OBJECTIF VISÉ: Reprenez le texte sur la disparition du chapitre de la cathédrale de Québec et poursuivez-le après sa dernière phrase.

EXTRAIT FOURNI:
-------------------------

L'extinction du chapitre de la cathédrale de Québec suivit aussi bientôt la chute du gouvernent français. Etabli lors de l'érection du Canada en évêché, et n'étant point électif comme en France, ce chapitre se composait d'un doyen, d'un grand chantre, d'un archidiacre, d'un théologal, d'un grand pénitencier et d'une douzaine de chanoines. Le roi nommait aux deux premières charges, et l'évêque aux autres. Après cette extinction, l'évêque administra seul son diocèse, sur lequel, au moyen de l'amovibilité des curés, il régna d'une manière absolue. Il y a loin de là au système quasi-républicain de la primitive Eglise; mais la prudence et les vertus qui ont distingué les évêques du Canada jusqu'à ce jour, les ont empêchés d'abuser d'une aussi grande autorité.

-------------------------

MATÉRIEL FOURNI:
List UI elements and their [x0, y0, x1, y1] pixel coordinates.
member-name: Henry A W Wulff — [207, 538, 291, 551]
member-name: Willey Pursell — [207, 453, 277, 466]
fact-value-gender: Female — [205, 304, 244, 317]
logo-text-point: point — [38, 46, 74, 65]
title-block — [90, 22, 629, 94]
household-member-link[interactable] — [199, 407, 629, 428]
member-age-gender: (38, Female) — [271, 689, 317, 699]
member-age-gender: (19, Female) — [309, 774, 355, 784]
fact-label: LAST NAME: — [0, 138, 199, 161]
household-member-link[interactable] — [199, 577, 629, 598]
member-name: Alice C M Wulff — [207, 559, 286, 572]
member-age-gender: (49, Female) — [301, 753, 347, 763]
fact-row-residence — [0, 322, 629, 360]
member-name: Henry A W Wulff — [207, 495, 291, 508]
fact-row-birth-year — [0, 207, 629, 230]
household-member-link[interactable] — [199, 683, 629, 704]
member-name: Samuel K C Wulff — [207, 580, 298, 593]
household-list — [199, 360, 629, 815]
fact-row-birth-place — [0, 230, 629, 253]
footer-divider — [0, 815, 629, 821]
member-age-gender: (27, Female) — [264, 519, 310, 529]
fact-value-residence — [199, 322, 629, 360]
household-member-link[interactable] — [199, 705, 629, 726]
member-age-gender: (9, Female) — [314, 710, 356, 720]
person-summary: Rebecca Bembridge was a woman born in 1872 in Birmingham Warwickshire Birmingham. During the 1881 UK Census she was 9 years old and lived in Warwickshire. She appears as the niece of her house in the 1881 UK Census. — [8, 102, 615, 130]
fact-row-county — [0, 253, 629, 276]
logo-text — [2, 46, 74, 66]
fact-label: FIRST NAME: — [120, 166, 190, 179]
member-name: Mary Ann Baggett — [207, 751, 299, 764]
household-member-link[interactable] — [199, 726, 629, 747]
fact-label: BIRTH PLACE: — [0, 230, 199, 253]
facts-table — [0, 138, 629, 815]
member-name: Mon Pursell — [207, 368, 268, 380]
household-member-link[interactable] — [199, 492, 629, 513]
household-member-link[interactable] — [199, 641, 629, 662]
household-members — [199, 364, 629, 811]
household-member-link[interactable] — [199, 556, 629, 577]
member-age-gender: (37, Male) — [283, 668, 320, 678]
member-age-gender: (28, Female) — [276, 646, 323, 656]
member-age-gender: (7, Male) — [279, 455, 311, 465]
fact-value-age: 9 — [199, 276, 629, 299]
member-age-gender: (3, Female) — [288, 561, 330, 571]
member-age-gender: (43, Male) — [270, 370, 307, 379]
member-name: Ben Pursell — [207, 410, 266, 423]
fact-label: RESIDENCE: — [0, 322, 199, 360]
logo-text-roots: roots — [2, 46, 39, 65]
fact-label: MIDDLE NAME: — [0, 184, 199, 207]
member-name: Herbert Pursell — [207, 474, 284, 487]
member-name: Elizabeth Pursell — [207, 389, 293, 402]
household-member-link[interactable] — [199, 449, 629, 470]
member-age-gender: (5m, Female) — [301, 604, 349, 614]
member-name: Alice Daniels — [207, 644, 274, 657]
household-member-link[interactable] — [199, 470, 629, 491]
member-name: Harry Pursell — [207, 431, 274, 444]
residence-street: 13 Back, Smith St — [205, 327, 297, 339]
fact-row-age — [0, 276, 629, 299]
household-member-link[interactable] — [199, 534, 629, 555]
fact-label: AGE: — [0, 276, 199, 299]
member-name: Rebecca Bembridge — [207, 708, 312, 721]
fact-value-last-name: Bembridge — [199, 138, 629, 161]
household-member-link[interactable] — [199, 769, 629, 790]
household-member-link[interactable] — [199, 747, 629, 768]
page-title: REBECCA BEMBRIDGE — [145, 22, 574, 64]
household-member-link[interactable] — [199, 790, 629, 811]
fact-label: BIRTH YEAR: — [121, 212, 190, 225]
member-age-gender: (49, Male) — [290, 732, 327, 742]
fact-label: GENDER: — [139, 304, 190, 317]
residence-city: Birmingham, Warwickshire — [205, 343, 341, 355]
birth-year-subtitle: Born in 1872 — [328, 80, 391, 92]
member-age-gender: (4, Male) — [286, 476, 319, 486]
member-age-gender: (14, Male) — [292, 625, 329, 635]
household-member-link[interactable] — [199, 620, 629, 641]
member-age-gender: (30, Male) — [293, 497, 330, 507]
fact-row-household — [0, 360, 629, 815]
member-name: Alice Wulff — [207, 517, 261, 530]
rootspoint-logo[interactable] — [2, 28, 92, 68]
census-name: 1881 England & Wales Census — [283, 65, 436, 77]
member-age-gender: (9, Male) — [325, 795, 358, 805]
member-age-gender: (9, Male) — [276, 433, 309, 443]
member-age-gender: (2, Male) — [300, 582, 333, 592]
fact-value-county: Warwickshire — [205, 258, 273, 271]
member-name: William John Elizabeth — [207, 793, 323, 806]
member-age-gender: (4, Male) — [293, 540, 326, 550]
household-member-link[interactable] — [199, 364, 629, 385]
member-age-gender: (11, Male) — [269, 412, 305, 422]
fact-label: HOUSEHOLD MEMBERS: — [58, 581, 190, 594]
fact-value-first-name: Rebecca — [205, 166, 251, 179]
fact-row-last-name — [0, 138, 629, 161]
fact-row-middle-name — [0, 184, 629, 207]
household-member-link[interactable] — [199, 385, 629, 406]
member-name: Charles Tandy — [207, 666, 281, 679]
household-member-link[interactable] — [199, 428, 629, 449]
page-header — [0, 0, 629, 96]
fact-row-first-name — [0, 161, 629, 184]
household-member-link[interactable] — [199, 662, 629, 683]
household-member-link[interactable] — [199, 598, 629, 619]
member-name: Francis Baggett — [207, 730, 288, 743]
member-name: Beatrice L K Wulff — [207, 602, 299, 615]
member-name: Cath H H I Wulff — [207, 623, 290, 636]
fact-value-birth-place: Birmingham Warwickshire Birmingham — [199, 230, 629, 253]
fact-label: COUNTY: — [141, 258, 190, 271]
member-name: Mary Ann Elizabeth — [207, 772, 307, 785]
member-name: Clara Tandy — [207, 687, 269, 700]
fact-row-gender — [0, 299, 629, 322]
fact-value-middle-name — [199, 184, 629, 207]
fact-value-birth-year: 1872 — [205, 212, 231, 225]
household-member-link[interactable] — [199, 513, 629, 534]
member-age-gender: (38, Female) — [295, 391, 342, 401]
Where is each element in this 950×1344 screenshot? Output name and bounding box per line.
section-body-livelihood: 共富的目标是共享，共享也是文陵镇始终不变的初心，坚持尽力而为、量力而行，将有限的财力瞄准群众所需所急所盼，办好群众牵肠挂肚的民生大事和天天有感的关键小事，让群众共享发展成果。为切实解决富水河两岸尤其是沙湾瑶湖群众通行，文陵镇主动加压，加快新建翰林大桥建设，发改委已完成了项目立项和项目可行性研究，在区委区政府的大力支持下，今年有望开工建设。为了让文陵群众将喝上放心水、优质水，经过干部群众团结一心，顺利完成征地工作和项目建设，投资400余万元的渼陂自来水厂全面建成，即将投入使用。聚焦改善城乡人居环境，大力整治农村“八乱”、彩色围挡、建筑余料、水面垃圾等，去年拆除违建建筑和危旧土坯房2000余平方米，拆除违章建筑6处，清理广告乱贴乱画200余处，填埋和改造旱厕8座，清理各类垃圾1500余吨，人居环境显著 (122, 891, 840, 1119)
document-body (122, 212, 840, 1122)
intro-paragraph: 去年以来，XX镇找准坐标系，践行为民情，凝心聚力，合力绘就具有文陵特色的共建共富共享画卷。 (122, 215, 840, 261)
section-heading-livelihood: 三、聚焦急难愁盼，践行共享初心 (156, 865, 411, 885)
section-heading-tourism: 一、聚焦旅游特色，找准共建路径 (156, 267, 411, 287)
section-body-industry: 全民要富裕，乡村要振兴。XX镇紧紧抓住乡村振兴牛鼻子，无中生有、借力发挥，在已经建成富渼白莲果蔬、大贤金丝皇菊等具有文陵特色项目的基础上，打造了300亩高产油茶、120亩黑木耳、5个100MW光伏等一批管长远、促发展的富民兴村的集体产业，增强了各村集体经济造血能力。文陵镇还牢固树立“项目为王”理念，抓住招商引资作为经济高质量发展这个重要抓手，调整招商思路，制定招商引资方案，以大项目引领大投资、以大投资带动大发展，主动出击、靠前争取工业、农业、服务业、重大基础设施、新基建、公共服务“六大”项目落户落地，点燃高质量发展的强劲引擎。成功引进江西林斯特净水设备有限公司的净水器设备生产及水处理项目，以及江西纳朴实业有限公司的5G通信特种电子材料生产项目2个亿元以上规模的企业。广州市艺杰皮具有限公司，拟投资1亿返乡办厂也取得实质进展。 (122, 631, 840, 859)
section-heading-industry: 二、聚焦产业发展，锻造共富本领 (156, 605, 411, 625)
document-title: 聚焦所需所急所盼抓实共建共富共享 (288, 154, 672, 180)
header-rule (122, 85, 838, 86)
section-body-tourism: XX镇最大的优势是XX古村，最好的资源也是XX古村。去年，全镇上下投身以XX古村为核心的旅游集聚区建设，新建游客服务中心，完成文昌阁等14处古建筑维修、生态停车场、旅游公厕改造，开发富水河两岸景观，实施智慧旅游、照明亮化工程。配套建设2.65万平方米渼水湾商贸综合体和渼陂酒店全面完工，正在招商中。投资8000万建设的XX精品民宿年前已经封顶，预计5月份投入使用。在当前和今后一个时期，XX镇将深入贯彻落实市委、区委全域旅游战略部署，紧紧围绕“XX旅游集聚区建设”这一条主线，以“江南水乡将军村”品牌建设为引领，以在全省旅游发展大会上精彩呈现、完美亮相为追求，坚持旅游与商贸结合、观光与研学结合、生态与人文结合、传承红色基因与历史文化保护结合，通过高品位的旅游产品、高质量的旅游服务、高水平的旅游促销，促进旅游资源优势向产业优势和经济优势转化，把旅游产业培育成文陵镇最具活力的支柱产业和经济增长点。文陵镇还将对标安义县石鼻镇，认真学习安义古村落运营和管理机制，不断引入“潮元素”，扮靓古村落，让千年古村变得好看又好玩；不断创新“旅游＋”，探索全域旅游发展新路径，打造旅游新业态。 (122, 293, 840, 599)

-------------------------

RÉSULTAT OBTENU:
Les opinions sont partagées aujourd'hui non sur le droit, mais sur l'expédience d'assimiler l'organisation ecclésiastique du Canada à celle de l'Eglise en Europe. L'inamovibilité des curés et l'existence des chapitres ont été partout regardées comme une garantie de stabilité, et comme un frein contre les abus de pouvoir. «L'expérience a fait connaître, dit un auteur grave, combien l'état fixe d'un bénéficier chargé du soin des âmes était utile à l'Eglise, et combien au contraire une amovibilité purement arbitraire lui était préjudiciable. C'est d'après ces vues que les cardinaux préposés à l'explication du concile de Trente, décidèrent que nonobstant toute coutume, même immémoriale, les bénéfices-cures ne devaient se donner qu'à perpétuité.»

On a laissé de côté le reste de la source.